» **Short exercise**
Each line of the data that includes the string "grep" is to be copied out.

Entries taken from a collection
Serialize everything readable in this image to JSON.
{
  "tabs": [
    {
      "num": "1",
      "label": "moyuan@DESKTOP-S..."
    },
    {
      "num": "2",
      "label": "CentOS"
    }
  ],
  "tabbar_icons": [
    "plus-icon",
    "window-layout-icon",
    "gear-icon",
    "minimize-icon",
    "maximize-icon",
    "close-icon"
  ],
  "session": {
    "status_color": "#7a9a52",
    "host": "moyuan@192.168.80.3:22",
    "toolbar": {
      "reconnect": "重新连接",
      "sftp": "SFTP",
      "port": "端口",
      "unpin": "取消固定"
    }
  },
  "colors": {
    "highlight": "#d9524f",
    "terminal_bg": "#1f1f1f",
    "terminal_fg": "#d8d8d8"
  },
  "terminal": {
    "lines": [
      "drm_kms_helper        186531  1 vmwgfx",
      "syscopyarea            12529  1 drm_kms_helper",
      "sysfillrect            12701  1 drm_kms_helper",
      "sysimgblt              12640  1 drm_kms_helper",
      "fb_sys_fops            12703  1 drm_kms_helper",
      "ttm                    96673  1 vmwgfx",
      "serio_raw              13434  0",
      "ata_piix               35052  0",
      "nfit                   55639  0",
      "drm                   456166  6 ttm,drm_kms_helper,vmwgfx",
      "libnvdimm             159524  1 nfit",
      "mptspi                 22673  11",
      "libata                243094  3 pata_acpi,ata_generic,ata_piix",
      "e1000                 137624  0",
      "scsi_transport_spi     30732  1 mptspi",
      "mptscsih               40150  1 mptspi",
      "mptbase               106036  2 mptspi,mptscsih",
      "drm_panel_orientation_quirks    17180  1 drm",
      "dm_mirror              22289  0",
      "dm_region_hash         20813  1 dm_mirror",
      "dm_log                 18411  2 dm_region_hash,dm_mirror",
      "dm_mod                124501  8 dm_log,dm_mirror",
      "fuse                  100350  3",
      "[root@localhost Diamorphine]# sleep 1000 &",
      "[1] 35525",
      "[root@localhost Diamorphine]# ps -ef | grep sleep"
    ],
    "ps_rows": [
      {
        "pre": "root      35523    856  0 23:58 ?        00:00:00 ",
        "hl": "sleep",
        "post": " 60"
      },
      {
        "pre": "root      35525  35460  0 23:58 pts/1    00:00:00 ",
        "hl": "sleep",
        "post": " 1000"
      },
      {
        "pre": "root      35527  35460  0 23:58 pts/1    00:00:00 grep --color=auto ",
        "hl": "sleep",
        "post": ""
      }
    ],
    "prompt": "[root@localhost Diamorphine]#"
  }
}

» **Full solution**
      "[root@localhost Diamorphine]# ps -ef | grep sleep"
        "pre": "root      35527  35460  0 23:58 pts/1    00:00:00 grep --color=auto ",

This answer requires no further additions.